Страх был очень наглядно продемонстрирован в ходе заседания Совета Безопасности накануне начала «спецоперации» в Украине. Там было видно, как все эти люди боятся Путина. Для них риск быть наказанными гораздо выше, чем для простых граждан.
— Можно ли предположить, что вчерашняя речь Путина — это сигнал о том, что раз блицкрига в Украине не получилось, сейчас займутся нелояльными внутри России? Следует ожидать усиления репрессий?
— Если мы посмотрим назад, то увидим, как смена власти в Украине в 2014 году стала триггером ужесточения репрессивного законодательства в России. Я думаю, что ужесточения политики государства по отношению к инакомыслящим стоит ожидать и дальше.
Я не берусь судить, какие формы оно примет, но мы это уже видим по новым законам об уголовном наказании за распространение нежелательной информации, по закрытию последних независимых СМИ. Этот процесс будет усугубляться и дальше.
Но помимо карательной функции репрессии выполняют и важные сигнальные функции. Задача не только наказать тех, кто неправильно себя ведет, но и продемонстрировать окружающим, что если они будут так себя вести, их тоже ждет наказание. Эти функции репрессии выполняют вполне успешно. Люди уже много раз подумают, прежде чем подписывать какие-то протестные письма, выходить на уличные акции, и так далее.
— В речи Путина звучали слова про «народ», который сам найдет «предателей». Стоит ждать потока доносов или каких-нибудь новых «отрядов дружинников»?
— Я, скорее, ожидаю, что репрессии могут опираться на те инструменты государственного принуждения, которые уже использовались ранее — разве что в большем объеме. Доносы и в сталинские времена играли не слишком значимую роль в репрессиях, и я не думаю, что власти стремятся на них опираться сегодня.
— Если репрессии будут только усиливаться, значит ли это, что в России наступает тоталитаризм?
— Здесь смешиваются два разных сюжета — типология политических режимов и степень репрессивности. Они между собой связаны примерно как круглое и красное.

Набор заданий:
(a) Какое событие, согласно фрагменту интервью, стало триггером ужесточения репрессивного законодательства в России?
(b) Перепишите фрагмент интервью между «Но помимо карательной» и «и так далее.» включительно, заменив «сигнальные» на «предупредительные».
(c) Допишите продолжение фрагмента интервью, начав сразу после его последней фразы.
Данные здесь никакой роли не играют.

Исходные данные:
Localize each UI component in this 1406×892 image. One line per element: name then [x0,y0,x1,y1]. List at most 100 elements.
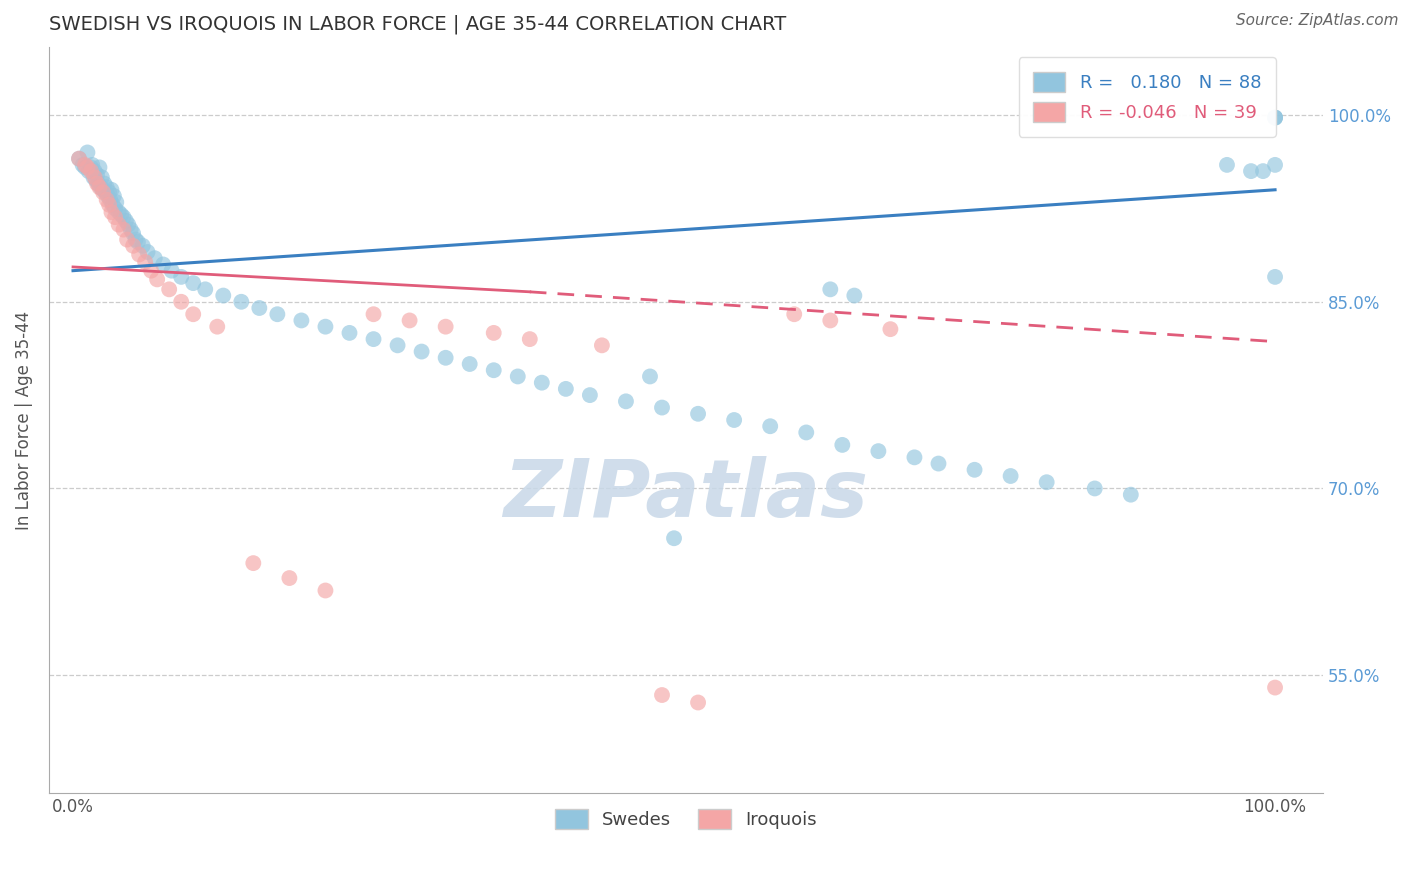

Ответы по порядку:
(a) Смена власти в Украине в 2014 году.

(b)
Но помимо карательной функции репрессии выполняют и важные предупредительные функции. Задача не только наказать тех, кто неправильно себя ведет, но и продемонстрировать окружающим, что если они будут так себя вести, их тоже ждет наказание. Эти функции репрессии выполняют вполне успешно. Люди уже много раз подумают, прежде чем подписывать какие-то протестные письма, выходить на уличные акции, и так далее.

(c)
Есть и были очень репрессивные режимы, которые никому в голову не приходило называть тоталитарными. Например, режим Иди Амина в Уганде в 1970-е годы был крайне репрессивным, но не тоталитарным. Вместе с тем, режим Муссолини в Италии, который принято называть тоталитарным, был не настолько репрессивным.
В принципе тоталитаризм, как его понимали в середине XX века — это исторический феномен, которого сейчас не существует. Есть специалисты, которые считают, что его и тогда не существовало, но по крайней мере в современном мире тоталитарных режимов, построенных на глубоко укорененной идеологии, нет.
— А как же КНДР, Туркменистан? Это не примеры современных тоталитарных режимов?
— КНДР — это такой реликт из давнего прошлого. Там режим сформировался еще в сталинские времена и дожил до наших дней. И то он меняется сейчас в каком-то другом направлении, судя по работам исследователей, например, Андрея Ланькова.
— То есть, несмотря на усиление репрессий, закрытых границ и лагерей ждать не стоит?
— Мы не знаем. Но я предполагаю, что связанные с массовыми репрессиями сюжеты не слишком реалистичны в России. Режим в этом не очень заинтересован, и у него просто нет ресурсов для поддержания сети лагерей с миллионами работающих на стройках заключенных. Это образы и категории, которые запечатлены где-то в прошлом. Сегодня речь идет о других вещах.
— О каких новых формах режима можно говорить?
— Например, кардинальное изменение механизма выборов, которое началось еще до начала «спецоперации» в Украине — и сейчас только усугубилось. Еще на выборах в Госдуму в 2021 году была опробована система электронного голосования, которая показала, что можно получать любые результаты вне зависимости от предпочтения избирателя. Сейчас принят закон, который распространяет этот механизм на все выборы, и я нисколько не сомневаюсь, что им будут широко пользоваться.
Это такой черный ящик, из которого можно просто извлекать нужный результат, без необходимости сталкиваться с протестами наблюдателей и журналистов, или работать с избирателями, чтобы они пришли на участок и проголосовали должным образом. Теперь избиратели в этом механизме оказываются лишними.
Это очень важное изменение, оно может оказать сильное воздействие на функционирование российского политического режима.
— В своих книгах вы писали, что в России не приживается демократия. То, что сейчас происходит, — это логичное развитие этих процессов, или какой-то новый поворот?
— [Сейчас] российские власти, избавившись от всевозможных ограничений своей деятельности, получили намного большую свободу маневра. Сегодня для их планов почти не осталось внутриполитических препятствий — они есть только за пределами страны.
— Оглядываясь назад, кажется, что с 2012 года все шло по плану Путина. Что уже тогда был продуман путь к нынешней модели государства, с его агрессивной риторикой и готовностью вести войны. Так и было?
— Сложно представить, что в сейфе у Путина лежит написанный план, где указаны даты и пункты реализации. Но в то же время изменения — не просто цепь случайностей. Каждый предыдущий шаг создает условия, которые подсказывают, как стоит двигаться дальше.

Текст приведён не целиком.